Next to the museum is the Daugavpils Fortress. It is built ‘on the orders of tsar Alexander I on the eve of the Napoleontic wars’, I read in the Lonely Planet. We walk a bit around the citadel with its four gates named after Russian royals and embellished with Gothic and Egyptian motives.
Then we leave Daugavpils and drive via the A6 to the northwest in the direction of Riga. Before Riga we leave the A6 and drive in the direction of Madona. We get hungry. Along the road we find a restaurant. There is only one choice, but it is nice. For two meals we pay only nine euro. Finally we arrive at Cēsis, a charming little town in between the woods.
Cēsis The advance of getting a code to get the key for your appartment is that you feel independent. The other side of the coin is that you meet no one to talk with.
You might miss the contact with the local people. Now it is Hotel Katrina in the Lielā Katrīnas iela which mails us the code to get the key. Special however is that it is the key for the whole hotel, including the reception. There in no one. We feel like we are the owners of the hotel.
However taciturn the aliens in Daugavpils, here in Cēsis it is completely the opposite. While walking through the town looking for the tourist office a woman begins to talk to us.
‘Have you seen the gallery with Latvian art allready?’, she says. ‘No?’
‘Actually we are looking for the tourist office’, I say.
‘Ok, that is around the corner. But first you have to see the gallery. It will close at five. Don’t miss it.’ She points to the entrance.
The paintings and sculptures in the gallery show the spirituality of the Latvian world. Actually we like it. After a while the conservator begins to talk with us. ‘How did we find the gallery?’, he asks. ‘Are we interested in Latvian art?’
He tells that he lived in the US before, but that he came back. ‘More and more young people
leave the country’, he says. ‘That is a pity. We should stop them.’
Then the tourist office. The young lady behind the counter is even more talketive. She knows how to sell her country.
‘Are you a real Latvian?’, I ask.
She begins to laugh. She pushes her breasts forward and takes a imposing pose. ‘Yesssss!
Finally at the Museum of Scandinavian and Baltic medical herbs we meet someone who is the most talketive of them. Again a young women. Enthusiastically and friendly she tells that the people around Cēsis collect the herbs themselves and sell them to a company. Specially the grasslands are suitable. The museum is very informative and well documented by the way.
What a nice and interesting people here. And what a nice town.
Gauja National Park It is still beautiful weather: 25
0C. A perfect day to hike across the Gauja National Park near Cēsis. There is a campsite near the entrance, perfectly located along the mighty Gauja river, which swings across the forest as if it were the Amazon itself. In te past the river was used by the Hanse league. The campsite is empty now. Off season.
Pines as high as flats alternate with birches, oaks, alders and maples. Lower are spindle trees, meadow sweets, mint, yarrow, cyclamen, creeping jenny, solidago, small scabious and all kinds of mushrooms. The ground is fully covered with mosses. At some spots there are swamps with crystal clear water, fed by a higher located spring. Beavers leave their traces. It is like a fairy tale world.
It is painful to leave. But we do. Via the A3 we drive to the North. To Estonia.

▶ [Material shown]

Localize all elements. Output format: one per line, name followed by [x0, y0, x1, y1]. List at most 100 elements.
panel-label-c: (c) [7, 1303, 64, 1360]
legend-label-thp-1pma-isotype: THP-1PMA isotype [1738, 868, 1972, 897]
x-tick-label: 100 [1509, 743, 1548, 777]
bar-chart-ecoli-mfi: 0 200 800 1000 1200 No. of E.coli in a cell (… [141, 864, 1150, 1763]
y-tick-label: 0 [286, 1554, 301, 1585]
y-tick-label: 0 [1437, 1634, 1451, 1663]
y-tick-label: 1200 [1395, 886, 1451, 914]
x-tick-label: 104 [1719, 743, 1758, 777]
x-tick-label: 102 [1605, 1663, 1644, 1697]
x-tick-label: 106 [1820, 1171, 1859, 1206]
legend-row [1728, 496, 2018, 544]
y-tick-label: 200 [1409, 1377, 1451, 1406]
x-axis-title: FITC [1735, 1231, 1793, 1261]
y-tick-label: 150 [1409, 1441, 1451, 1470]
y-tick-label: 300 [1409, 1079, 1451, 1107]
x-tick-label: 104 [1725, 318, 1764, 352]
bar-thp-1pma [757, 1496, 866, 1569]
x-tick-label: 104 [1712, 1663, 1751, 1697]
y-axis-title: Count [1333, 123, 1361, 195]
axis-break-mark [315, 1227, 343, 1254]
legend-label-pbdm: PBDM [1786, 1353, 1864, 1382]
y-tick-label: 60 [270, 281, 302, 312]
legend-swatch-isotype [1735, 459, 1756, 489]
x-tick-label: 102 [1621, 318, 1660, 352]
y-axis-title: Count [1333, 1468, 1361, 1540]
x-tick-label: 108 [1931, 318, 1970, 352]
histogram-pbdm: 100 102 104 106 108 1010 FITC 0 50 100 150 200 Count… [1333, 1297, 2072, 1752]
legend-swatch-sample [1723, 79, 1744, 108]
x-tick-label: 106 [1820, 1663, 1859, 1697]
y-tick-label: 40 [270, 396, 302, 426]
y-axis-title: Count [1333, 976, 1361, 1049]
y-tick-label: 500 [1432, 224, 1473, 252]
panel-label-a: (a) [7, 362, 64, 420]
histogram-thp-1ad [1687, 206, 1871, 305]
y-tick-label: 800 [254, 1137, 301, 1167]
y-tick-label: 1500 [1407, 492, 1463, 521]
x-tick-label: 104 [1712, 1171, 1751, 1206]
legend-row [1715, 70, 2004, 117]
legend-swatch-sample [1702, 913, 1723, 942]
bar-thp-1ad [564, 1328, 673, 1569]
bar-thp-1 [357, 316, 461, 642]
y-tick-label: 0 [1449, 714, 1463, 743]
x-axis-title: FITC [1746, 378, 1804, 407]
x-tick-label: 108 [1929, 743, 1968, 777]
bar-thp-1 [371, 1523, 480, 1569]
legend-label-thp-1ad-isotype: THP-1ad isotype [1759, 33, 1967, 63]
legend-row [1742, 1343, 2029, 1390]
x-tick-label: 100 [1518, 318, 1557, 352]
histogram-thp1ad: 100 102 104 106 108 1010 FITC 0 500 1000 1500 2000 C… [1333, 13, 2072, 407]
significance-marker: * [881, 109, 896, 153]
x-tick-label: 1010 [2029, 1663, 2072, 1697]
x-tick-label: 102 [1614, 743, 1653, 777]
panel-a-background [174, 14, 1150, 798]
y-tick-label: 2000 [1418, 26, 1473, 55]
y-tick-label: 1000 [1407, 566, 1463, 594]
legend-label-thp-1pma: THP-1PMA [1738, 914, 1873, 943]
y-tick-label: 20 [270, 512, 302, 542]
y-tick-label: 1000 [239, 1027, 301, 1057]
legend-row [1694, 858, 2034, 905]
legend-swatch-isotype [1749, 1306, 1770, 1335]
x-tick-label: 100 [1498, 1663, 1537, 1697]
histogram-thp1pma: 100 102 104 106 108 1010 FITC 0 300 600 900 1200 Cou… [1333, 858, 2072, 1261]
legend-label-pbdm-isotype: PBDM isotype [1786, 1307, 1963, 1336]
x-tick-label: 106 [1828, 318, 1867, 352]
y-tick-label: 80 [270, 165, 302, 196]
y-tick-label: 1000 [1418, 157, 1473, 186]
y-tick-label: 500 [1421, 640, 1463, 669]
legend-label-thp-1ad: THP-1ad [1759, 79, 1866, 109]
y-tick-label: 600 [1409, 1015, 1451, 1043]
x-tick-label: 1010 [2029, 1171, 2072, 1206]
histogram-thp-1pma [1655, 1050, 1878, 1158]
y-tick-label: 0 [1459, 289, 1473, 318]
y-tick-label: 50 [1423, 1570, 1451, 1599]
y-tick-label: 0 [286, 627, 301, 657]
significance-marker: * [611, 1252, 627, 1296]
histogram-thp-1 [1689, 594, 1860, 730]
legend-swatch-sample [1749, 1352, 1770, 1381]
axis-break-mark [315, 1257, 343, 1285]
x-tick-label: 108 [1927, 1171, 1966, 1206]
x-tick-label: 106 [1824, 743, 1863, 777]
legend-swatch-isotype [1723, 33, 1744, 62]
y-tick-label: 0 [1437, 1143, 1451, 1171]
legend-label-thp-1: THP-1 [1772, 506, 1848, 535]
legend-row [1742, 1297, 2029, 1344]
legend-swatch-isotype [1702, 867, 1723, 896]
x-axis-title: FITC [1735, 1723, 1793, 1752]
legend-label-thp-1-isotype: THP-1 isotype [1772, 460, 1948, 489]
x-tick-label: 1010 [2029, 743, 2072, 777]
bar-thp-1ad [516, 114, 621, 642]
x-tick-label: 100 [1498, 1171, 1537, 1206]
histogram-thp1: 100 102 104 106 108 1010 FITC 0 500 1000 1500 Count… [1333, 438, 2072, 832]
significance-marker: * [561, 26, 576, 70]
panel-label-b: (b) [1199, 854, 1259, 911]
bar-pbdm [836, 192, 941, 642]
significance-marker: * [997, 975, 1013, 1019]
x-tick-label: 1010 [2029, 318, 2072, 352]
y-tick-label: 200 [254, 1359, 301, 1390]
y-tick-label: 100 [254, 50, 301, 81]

▶ [Work required]
In the travel account, how much do the travelers pay for their two meals at the roadside restaurant? The material is separate from the travel account.

▶ [The answer]
Nine euros.